Required work ::
1. In the passage on conflicts in Russia's near abroad, how many people were killed in the fighting between Tajikistan and Kyrgyzstan?
2. Please reproduce the passage on conflicts in Russia's near abroad word for word, starting at "Earlier this month, simmering" and ending at "the Kharkiv region.".
*** Opening Source text ***
Earlier this month, simmering tensions erupted into a shooting war. While both sides blame the other, the initial cross-border attack appears to have come from Azerbaijan, expanding the conflict beyond disputed territory into Armenia proper. Hundreds have been killed.

Armenia purportedly falls within Russia’s protection as a military ally under the Collective Security Treaty Organization (CSTO), a defense alliance led by Russia with six other former Soviet states. The failure of any CSTO state, including Russia, to come to Armenia’s aid suggests that alliance is all but dead.

It’s not likely a coincidence that Azerbaijan struck Armenia shortly after Ukraine routed Russia from much of the Kharkiv region.

Tajikistan also attacked Kyrgyzstan in recent days, even though both states are members of CSTO. The Tajikistan-Kyrgyzstan conflict also has deep roots in a long-standing border dispute, but the recent fighting marks a significant escalation as a sizable and premeditated operation. Nearly 100 people have been killed. While both sides blame the other, it was Tajik forces that entered Kyrgyz territory with tanks.

In other parts of Russia’s near abroad, anti-Russian elements see an opportunity to trounce Russian-backed separatist movements whose dependence on Russian troops makes them vulnerable today.

Transnistria is a quasi-independent region that broke away from Moldova in the 1990s with Moscow’s backing and depends on Russia for security. It also borders Ukraine. With Russia looking to relocate many of its scattered troops to the conflict next door, Moldova has its best opportunity in decades to reclaim the region. Moscow is aware and has openly warned Moldova not to move against Russian troops in the area.
*** Closing Source text ***
*** Opening Data under study ***
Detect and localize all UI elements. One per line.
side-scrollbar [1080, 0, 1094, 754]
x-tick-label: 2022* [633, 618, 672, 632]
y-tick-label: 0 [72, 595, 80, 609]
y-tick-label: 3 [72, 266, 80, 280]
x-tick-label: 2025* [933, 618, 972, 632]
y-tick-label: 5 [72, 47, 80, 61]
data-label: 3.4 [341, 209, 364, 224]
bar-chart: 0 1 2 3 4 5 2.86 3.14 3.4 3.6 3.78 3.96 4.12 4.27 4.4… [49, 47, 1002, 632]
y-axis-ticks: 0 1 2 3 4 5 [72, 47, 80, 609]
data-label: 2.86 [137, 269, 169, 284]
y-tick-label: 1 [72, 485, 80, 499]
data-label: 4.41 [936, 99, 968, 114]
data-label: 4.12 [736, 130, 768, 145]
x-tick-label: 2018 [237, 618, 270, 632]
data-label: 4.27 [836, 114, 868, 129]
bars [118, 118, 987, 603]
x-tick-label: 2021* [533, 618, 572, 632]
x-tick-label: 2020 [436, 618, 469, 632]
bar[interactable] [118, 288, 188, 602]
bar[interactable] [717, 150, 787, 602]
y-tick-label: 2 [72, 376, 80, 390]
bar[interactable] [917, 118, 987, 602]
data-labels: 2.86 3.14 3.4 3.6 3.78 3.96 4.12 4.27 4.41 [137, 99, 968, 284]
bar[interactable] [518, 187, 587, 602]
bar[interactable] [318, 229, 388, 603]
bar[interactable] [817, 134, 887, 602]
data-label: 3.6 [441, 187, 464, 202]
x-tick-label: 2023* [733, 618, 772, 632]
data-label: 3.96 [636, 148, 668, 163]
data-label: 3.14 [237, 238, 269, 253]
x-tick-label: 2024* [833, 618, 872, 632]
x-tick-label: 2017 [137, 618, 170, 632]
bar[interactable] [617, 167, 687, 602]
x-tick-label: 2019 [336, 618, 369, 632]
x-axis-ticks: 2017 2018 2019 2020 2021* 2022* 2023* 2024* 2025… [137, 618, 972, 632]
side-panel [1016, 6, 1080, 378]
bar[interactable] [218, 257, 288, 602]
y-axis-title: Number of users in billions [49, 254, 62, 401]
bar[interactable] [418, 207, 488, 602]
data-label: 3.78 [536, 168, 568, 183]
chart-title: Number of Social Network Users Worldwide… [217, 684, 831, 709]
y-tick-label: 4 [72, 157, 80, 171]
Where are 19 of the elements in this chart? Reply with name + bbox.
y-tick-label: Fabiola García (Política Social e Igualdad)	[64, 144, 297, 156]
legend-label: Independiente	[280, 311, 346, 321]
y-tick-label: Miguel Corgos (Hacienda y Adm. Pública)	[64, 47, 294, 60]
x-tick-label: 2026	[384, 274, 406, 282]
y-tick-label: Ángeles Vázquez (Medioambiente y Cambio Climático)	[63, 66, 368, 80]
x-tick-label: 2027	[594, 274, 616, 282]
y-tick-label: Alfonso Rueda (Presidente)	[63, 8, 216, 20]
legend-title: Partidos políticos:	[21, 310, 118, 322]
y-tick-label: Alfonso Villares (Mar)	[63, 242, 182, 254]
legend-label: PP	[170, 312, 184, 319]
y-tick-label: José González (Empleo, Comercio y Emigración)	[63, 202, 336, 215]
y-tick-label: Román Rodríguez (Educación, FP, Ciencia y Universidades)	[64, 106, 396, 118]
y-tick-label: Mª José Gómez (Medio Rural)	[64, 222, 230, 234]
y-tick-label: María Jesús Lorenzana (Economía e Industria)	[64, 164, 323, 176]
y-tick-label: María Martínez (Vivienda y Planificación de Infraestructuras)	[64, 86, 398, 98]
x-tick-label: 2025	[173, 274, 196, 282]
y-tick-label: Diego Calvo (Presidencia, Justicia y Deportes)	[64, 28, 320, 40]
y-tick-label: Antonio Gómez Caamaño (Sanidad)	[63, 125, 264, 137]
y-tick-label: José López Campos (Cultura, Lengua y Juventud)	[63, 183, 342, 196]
*** Closing Data under study ***
Answers by item ::
1. Nearly 100 people were killed.

2.
Earlier this month, simmering tensions erupted into a shooting war. While both sides blame the other, the initial cross-border attack appears to have come from Azerbaijan, expanding the conflict beyond disputed territory into Armenia proper. Hundreds have been killed.

Armenia purportedly falls within Russia’s protection as a military ally under the Collective Security Treaty Organization (CSTO), a defense alliance led by Russia with six other former Soviet states. The failure of any CSTO state, including Russia, to come to Armenia’s aid suggests that alliance is all but dead.

It’s not likely a coincidence that Azerbaijan struck Armenia shortly after Ukraine routed Russia from much of the Kharkiv region.